PROBLEM REQUIREMENTS →
Reproduce the records below in their entirety, character for character.

##############################

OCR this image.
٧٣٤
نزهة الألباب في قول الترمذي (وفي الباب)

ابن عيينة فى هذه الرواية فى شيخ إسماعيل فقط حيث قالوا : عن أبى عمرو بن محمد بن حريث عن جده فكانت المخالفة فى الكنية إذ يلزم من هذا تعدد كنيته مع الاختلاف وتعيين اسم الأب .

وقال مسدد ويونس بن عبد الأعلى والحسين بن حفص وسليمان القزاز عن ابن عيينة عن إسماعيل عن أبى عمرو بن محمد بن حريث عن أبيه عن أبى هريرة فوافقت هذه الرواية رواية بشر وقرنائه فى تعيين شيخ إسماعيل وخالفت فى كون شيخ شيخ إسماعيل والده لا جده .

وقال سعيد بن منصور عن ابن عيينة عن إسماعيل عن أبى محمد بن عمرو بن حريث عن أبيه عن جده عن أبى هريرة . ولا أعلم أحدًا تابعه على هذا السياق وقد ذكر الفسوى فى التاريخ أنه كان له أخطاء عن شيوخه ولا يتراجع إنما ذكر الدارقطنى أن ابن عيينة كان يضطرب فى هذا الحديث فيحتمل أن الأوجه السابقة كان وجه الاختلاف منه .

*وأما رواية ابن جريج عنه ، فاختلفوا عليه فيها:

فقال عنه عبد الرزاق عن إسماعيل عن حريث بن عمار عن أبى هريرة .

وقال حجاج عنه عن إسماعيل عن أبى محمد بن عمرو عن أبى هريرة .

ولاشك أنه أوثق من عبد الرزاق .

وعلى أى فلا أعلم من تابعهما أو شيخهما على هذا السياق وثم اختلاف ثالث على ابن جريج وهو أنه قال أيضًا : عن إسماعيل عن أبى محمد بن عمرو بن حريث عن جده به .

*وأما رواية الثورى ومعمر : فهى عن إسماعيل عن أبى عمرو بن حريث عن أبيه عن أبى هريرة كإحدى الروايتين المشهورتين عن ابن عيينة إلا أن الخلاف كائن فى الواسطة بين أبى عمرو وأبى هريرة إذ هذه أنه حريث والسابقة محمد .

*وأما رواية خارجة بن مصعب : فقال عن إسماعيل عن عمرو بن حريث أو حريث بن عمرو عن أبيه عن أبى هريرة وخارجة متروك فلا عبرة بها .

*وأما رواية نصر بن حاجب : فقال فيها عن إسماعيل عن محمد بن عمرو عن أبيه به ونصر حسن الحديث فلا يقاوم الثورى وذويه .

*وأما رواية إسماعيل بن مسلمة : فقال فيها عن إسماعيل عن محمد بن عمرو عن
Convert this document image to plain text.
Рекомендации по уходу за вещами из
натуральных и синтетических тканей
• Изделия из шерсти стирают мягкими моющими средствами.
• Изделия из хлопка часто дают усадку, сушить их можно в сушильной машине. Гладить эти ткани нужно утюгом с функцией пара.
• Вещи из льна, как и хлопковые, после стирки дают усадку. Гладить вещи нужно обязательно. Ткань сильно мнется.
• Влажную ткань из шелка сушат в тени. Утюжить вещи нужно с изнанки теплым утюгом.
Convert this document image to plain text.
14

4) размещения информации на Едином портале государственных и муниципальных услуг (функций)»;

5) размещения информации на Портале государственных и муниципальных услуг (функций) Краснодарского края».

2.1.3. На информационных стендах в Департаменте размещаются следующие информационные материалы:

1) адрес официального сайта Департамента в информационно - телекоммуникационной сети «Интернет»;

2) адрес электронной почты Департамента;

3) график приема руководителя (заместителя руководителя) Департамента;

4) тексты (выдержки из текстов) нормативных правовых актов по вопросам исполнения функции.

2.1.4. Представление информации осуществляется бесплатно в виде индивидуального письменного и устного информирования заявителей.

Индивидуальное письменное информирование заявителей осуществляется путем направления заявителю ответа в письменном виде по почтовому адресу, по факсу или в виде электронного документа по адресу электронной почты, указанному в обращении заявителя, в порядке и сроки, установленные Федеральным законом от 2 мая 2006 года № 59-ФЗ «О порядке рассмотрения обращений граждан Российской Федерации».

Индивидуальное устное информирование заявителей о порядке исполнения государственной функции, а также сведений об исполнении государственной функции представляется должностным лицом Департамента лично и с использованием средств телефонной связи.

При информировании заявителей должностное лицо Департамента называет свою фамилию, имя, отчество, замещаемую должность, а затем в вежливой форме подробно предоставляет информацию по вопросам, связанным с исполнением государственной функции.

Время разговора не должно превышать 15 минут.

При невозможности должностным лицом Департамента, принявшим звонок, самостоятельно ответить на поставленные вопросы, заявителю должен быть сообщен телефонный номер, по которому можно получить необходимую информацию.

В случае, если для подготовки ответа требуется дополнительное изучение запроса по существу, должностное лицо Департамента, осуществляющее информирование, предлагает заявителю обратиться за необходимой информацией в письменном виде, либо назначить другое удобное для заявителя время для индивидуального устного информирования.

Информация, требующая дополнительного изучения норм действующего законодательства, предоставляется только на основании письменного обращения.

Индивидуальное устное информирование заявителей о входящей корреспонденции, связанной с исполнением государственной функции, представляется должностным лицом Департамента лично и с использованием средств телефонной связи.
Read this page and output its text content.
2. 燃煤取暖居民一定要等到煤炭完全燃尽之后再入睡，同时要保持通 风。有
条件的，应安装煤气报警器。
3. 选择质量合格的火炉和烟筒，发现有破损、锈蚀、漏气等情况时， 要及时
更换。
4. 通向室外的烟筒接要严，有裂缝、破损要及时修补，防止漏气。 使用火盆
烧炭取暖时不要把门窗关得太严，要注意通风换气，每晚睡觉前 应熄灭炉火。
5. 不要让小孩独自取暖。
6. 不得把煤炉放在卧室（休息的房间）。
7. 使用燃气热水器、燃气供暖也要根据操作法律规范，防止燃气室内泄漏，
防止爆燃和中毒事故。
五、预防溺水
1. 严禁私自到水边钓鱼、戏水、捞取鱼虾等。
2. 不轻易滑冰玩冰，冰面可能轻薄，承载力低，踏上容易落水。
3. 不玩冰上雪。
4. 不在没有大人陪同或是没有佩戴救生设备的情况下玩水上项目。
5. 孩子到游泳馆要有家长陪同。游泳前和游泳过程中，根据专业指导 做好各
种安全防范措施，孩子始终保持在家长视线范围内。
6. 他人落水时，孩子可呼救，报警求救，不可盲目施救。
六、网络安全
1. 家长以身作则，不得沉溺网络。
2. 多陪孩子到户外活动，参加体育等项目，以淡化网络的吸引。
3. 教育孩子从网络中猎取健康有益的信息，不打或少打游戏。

##############################

WRITTEN REPLY →
OCR this image.
٧٣٤
نزهة الألباب في قول الترمذي (وفي الباب)

ابن عيينة فى هذه الرواية فى شيخ إسماعيل فقط حيث قالوا : عن أبى عمرو بن محمد بن حريث عن جده فكانت المخالفة فى الكنية إذ يلزم من هذا تعدد كنيته مع الاختلاف وتعيين اسم الأب .

وقال مسدد ويونس بن عبد الأعلى والحسين بن حفص وسليمان القزاز عن ابن عيينة عن إسماعيل عن أبى عمرو بن محمد بن حريث عن أبيه عن أبى هريرة فوافقت هذه الرواية رواية بشر وقرنائه فى تعيين شيخ إسماعيل وخالفت فى كون شيخ شيخ إسماعيل والده لا جده .

وقال سعيد بن منصور عن ابن عيينة عن إسماعيل عن أبى محمد بن عمرو بن حريث عن أبيه عن جده عن أبى هريرة . ولا أعلم أحدًا تابعه على هذا السياق وقد ذكر الفسوى فى التاريخ أنه كان له أخطاء عن شيوخه ولا يتراجع إنما ذكر الدارقطنى أن ابن عيينة كان يضطرب فى هذا الحديث فيحتمل أن الأوجه السابقة كان وجه الاختلاف منه .

*وأما رواية ابن جريج عنه ، فاختلفوا عليه فيها:

فقال عنه عبد الرزاق عن إسماعيل عن حريث بن عمار عن أبى هريرة .

وقال حجاج عنه عن إسماعيل عن أبى محمد بن عمرو عن أبى هريرة .

ولاشك أنه أوثق من عبد الرزاق .

وعلى أى فلا أعلم من تابعهما أو شيخهما على هذا السياق وثم اختلاف ثالث على ابن جريج وهو أنه قال أيضًا : عن إسماعيل عن أبى محمد بن عمرو بن حريث عن جده به .

*وأما رواية الثورى ومعمر : فهى عن إسماعيل عن أبى عمرو بن حريث عن أبيه عن أبى هريرة كإحدى الروايتين المشهورتين عن ابن عيينة إلا أن الخلاف كائن فى الواسطة بين أبى عمرو وأبى هريرة إذ هذه أنه حريث والسابقة محمد .

*وأما رواية خارجة بن مصعب : فقال عن إسماعيل عن عمرو بن حريث أو حريث بن عمرو عن أبيه عن أبى هريرة وخارجة متروك فلا عبرة بها .

*وأما رواية نصر بن حاجب : فقال فيها عن إسماعيل عن محمد بن عمرو عن أبيه به ونصر حسن الحديث فلا يقاوم الثورى وذويه .

*وأما رواية إسماعيل بن مسلمة : فقال فيها عن إسماعيل عن محمد بن عمرو عن
Convert this document image to plain text.
Рекомендации по уходу за вещами из
натуральных и синтетических тканей
• Изделия из шерсти стирают мягкими моющими средствами.
• Изделия из хлопка часто дают усадку, сушить их можно в сушильной машине. Гладить эти ткани нужно утюгом с функцией пара.
• Вещи из льна, как и хлопковые, после стирки дают усадку. Гладить вещи нужно обязательно. Ткань сильно мнется.
• Влажную ткань из шелка сушат в тени. Утюжить вещи нужно с изнанки теплым утюгом.
Convert this document image to plain text.
14

4) размещения информации на Едином портале государственных и муниципальных услуг (функций)»;

5) размещения информации на Портале государственных и муниципальных услуг (функций) Краснодарского края».

2.1.3. На информационных стендах в Департаменте размещаются следующие информационные материалы:

1) адрес официального сайта Департамента в информационно - телекоммуникационной сети «Интернет»;

2) адрес электронной почты Департамента;

3) график приема руководителя (заместителя руководителя) Департамента;

4) тексты (выдержки из текстов) нормативных правовых актов по вопросам исполнения функции.

2.1.4. Представление информации осуществляется бесплатно в виде индивидуального письменного и устного информирования заявителей.

Индивидуальное письменное информирование заявителей осуществляется путем направления заявителю ответа в письменном виде по почтовому адресу, по факсу или в виде электронного документа по адресу электронной почты, указанному в обращении заявителя, в порядке и сроки, установленные Федеральным законом от 2 мая 2006 года № 59-ФЗ «О порядке рассмотрения обращений граждан Российской Федерации».

Индивидуальное устное информирование заявителей о порядке исполнения государственной функции, а также сведений об исполнении государственной функции представляется должностным лицом Департамента лично и с использованием средств телефонной связи.

При информировании заявителей должностное лицо Департамента называет свою фамилию, имя, отчество, замещаемую должность, а затем в вежливой форме подробно предоставляет информацию по вопросам, связанным с исполнением государственной функции.

Время разговора не должно превышать 15 минут.

При невозможности должностным лицом Департамента, принявшим звонок, самостоятельно ответить на поставленные вопросы, заявителю должен быть сообщен телефонный номер, по которому можно получить необходимую информацию.

В случае, если для подготовки ответа требуется дополнительное изучение запроса по существу, должностное лицо Департамента, осуществляющее информирование, предлагает заявителю обратиться за необходимой информацией в письменном виде, либо назначить другое удобное для заявителя время для индивидуального устного информирования.

Информация, требующая дополнительного изучения норм действующего законодательства, предоставляется только на основании письменного обращения.

Индивидуальное устное информирование заявителей о входящей корреспонденции, связанной с исполнением государственной функции, представляется должностным лицом Департамента лично и с использованием средств телефонной связи.
Read this page and output its text content.
2. 燃煤取暖居民一定要等到煤炭完全燃尽之后再入睡，同时要保持通 风。有
条件的，应安装煤气报警器。
3. 选择质量合格的火炉和烟筒，发现有破损、锈蚀、漏气等情况时， 要及时
更换。
4. 通向室外的烟筒接要严，有裂缝、破损要及时修补，防止漏气。 使用火盆
烧炭取暖时不要把门窗关得太严，要注意通风换气，每晚睡觉前 应熄灭炉火。
5. 不要让小孩独自取暖。
6. 不得把煤炉放在卧室（休息的房间）。
7. 使用燃气热水器、燃气供暖也要根据操作法律规范，防止燃气室内泄漏，
防止爆燃和中毒事故。
五、预防溺水
1. 严禁私自到水边钓鱼、戏水、捞取鱼虾等。
2. 不轻易滑冰玩冰，冰面可能轻薄，承载力低，踏上容易落水。
3. 不玩冰上雪。
4. 不在没有大人陪同或是没有佩戴救生设备的情况下玩水上项目。
5. 孩子到游泳馆要有家长陪同。游泳前和游泳过程中，根据专业指导 做好各
种安全防范措施，孩子始终保持在家长视线范围内。
6. 他人落水时，孩子可呼救，报警求救，不可盲目施救。
六、网络安全
1. 家长以身作则，不得沉溺网络。
2. 多陪孩子到户外活动，参加体育等项目，以淡化网络的吸引。
3. 教育孩子从网络中猎取健康有益的信息，不打或少打游戏。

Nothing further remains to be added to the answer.